[Given problem]
Copy out the entries below in full and exactly.

[Entries taken from a collection]

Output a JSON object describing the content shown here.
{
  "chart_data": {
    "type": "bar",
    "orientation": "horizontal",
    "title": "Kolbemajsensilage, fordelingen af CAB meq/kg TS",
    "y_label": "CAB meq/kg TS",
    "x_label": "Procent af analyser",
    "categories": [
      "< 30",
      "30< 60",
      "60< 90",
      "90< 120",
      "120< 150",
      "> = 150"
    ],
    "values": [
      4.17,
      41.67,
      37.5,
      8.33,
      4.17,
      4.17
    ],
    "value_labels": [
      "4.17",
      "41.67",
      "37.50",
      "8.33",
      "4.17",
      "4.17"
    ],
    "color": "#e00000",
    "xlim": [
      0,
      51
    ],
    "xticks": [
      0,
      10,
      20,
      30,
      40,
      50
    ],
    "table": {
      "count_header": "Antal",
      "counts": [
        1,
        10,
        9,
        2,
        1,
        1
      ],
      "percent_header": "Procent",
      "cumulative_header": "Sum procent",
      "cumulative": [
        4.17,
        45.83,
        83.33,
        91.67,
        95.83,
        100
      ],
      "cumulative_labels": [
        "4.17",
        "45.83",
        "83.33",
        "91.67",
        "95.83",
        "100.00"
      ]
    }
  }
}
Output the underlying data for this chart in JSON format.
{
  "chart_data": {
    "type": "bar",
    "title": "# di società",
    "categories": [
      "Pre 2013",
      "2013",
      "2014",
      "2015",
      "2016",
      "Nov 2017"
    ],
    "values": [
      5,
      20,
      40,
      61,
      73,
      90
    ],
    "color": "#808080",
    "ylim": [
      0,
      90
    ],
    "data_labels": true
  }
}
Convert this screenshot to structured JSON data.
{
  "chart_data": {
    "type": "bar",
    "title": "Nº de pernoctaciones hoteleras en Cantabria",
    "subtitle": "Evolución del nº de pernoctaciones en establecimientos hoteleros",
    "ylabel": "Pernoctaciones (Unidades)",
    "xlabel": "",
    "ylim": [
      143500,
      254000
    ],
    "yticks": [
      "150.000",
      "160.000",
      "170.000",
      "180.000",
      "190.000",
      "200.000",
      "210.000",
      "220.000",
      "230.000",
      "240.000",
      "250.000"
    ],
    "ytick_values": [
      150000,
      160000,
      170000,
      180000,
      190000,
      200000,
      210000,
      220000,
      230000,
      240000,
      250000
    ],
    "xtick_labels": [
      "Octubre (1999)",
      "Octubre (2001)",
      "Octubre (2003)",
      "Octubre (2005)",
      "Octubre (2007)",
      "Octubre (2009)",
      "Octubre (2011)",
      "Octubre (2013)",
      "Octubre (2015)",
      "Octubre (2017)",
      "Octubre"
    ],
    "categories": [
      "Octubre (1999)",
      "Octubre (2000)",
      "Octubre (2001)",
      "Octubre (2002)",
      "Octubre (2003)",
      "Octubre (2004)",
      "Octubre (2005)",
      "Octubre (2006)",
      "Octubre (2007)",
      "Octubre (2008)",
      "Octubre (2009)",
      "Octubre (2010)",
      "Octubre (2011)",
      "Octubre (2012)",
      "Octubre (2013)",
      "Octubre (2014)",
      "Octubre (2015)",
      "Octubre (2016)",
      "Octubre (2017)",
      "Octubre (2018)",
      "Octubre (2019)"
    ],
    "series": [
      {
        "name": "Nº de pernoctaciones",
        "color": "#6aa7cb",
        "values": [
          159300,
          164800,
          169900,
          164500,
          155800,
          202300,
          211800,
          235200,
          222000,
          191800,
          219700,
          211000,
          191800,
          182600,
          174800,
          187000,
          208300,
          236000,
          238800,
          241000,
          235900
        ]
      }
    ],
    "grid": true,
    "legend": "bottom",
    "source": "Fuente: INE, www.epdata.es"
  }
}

[Solved problem]
Output a JSON object describing the content shown here.
{
  "chart_data": {
    "type": "bar",
    "orientation": "horizontal",
    "title": "Kolbemajsensilage, fordelingen af CAB meq/kg TS",
    "y_label": "CAB meq/kg TS",
    "x_label": "Procent af analyser",
    "categories": [
      "< 30",
      "30< 60",
      "60< 90",
      "90< 120",
      "120< 150",
      "> = 150"
    ],
    "values": [
      4.17,
      41.67,
      37.5,
      8.33,
      4.17,
      4.17
    ],
    "value_labels": [
      "4.17",
      "41.67",
      "37.50",
      "8.33",
      "4.17",
      "4.17"
    ],
    "color": "#e00000",
    "xlim": [
      0,
      51
    ],
    "xticks": [
      0,
      10,
      20,
      30,
      40,
      50
    ],
    "table": {
      "count_header": "Antal",
      "counts": [
        1,
        10,
        9,
        2,
        1,
        1
      ],
      "percent_header": "Procent",
      "cumulative_header": "Sum procent",
      "cumulative": [
        4.17,
        45.83,
        83.33,
        91.67,
        95.83,
        100
      ],
      "cumulative_labels": [
        "4.17",
        "45.83",
        "83.33",
        "91.67",
        "95.83",
        "100.00"
      ]
    }
  }
}
Output the underlying data for this chart in JSON format.
{
  "chart_data": {
    "type": "bar",
    "title": "# di società",
    "categories": [
      "Pre 2013",
      "2013",
      "2014",
      "2015",
      "2016",
      "Nov 2017"
    ],
    "values": [
      5,
      20,
      40,
      61,
      73,
      90
    ],
    "color": "#808080",
    "ylim": [
      0,
      90
    ],
    "data_labels": true
  }
}
Convert this screenshot to structured JSON data.
{
  "chart_data": {
    "type": "bar",
    "title": "Nº de pernoctaciones hoteleras en Cantabria",
    "subtitle": "Evolución del nº de pernoctaciones en establecimientos hoteleros",
    "ylabel": "Pernoctaciones (Unidades)",
    "xlabel": "",
    "ylim": [
      143500,
      254000
    ],
    "yticks": [
      "150.000",
      "160.000",
      "170.000",
      "180.000",
      "190.000",
      "200.000",
      "210.000",
      "220.000",
      "230.000",
      "240.000",
      "250.000"
    ],
    "ytick_values": [
      150000,
      160000,
      170000,
      180000,
      190000,
      200000,
      210000,
      220000,
      230000,
      240000,
      250000
    ],
    "xtick_labels": [
      "Octubre (1999)",
      "Octubre (2001)",
      "Octubre (2003)",
      "Octubre (2005)",
      "Octubre (2007)",
      "Octubre (2009)",
      "Octubre (2011)",
      "Octubre (2013)",
      "Octubre (2015)",
      "Octubre (2017)",
      "Octubre"
    ],
    "categories": [
      "Octubre (1999)",
      "Octubre (2000)",
      "Octubre (2001)",
      "Octubre (2002)",
      "Octubre (2003)",
      "Octubre (2004)",
      "Octubre (2005)",
      "Octubre (2006)",
      "Octubre (2007)",
      "Octubre (2008)",
      "Octubre (2009)",
      "Octubre (2010)",
      "Octubre (2011)",
      "Octubre (2012)",
      "Octubre (2013)",
      "Octubre (2014)",
      "Octubre (2015)",
      "Octubre (2016)",
      "Octubre (2017)",
      "Octubre (2018)",
      "Octubre (2019)"
    ],
    "series": [
      {
        "name": "Nº de pernoctaciones",
        "color": "#6aa7cb",
        "values": [
          159300,
          164800,
          169900,
          164500,
          155800,
          202300,
          211800,
          235200,
          222000,
          191800,
          219700,
          211000,
          191800,
          182600,
          174800,
          187000,
          208300,
          236000,
          238800,
          241000,
          235900
        ]
      }
    ],
    "grid": true,
    "legend": "bottom",
    "source": "Fuente: INE, www.epdata.es"
  }
}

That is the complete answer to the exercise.